──────── Exercise inputs ────────

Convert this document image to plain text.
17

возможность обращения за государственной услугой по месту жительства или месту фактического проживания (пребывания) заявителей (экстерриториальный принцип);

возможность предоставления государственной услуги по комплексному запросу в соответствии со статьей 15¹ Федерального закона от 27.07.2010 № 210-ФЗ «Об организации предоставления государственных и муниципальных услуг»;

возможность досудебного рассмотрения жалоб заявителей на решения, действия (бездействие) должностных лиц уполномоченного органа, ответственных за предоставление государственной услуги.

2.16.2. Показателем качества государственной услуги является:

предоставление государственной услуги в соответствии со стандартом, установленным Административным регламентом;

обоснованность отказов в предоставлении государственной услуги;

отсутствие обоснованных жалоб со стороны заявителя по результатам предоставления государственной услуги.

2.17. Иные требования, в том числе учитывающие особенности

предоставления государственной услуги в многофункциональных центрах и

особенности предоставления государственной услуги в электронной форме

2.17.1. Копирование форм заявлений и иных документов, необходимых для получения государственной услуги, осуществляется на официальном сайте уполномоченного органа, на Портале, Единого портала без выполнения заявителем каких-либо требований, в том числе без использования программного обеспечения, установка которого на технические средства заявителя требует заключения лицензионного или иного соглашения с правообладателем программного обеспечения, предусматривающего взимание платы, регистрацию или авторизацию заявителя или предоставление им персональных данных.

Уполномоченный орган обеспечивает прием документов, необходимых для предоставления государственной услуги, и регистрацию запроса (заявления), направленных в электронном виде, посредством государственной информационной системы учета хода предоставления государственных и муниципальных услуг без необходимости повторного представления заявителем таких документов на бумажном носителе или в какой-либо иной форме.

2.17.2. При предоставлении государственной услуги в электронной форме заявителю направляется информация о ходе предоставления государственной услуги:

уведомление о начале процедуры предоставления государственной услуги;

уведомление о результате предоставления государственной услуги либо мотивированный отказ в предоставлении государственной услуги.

────────

What the exercise asks: Transcribe the full listing above without leaving anything out.

Task output:
Convert this document image to plain text.
17

возможность обращения за государственной услугой по месту жительства или месту фактического проживания (пребывания) заявителей (экстерриториальный принцип);

возможность предоставления государственной услуги по комплексному запросу в соответствии со статьей 15¹ Федерального закона от 27.07.2010 № 210-ФЗ «Об организации предоставления государственных и муниципальных услуг»;

возможность досудебного рассмотрения жалоб заявителей на решения, действия (бездействие) должностных лиц уполномоченного органа, ответственных за предоставление государственной услуги.

2.16.2. Показателем качества государственной услуги является:

предоставление государственной услуги в соответствии со стандартом, установленным Административным регламентом;

обоснованность отказов в предоставлении государственной услуги;

отсутствие обоснованных жалоб со стороны заявителя по результатам предоставления государственной услуги.

2.17. Иные требования, в том числе учитывающие особенности

предоставления государственной услуги в многофункциональных центрах и

особенности предоставления государственной услуги в электронной форме

2.17.1. Копирование форм заявлений и иных документов, необходимых для получения государственной услуги, осуществляется на официальном сайте уполномоченного органа, на Портале, Единого портала без выполнения заявителем каких-либо требований, в том числе без использования программного обеспечения, установка которого на технические средства заявителя требует заключения лицензионного или иного соглашения с правообладателем программного обеспечения, предусматривающего взимание платы, регистрацию или авторизацию заявителя или предоставление им персональных данных.

Уполномоченный орган обеспечивает прием документов, необходимых для предоставления государственной услуги, и регистрацию запроса (заявления), направленных в электронном виде, посредством государственной информационной системы учета хода предоставления государственных и муниципальных услуг без необходимости повторного представления заявителем таких документов на бумажном носителе или в какой-либо иной форме.

2.17.2. При предоставлении государственной услуги в электронной форме заявителю направляется информация о ходе предоставления государственной услуги:

уведомление о начале процедуры предоставления государственной услуги;

уведомление о результате предоставления государственной услуги либо мотивированный отказ в предоставлении государственной услуги.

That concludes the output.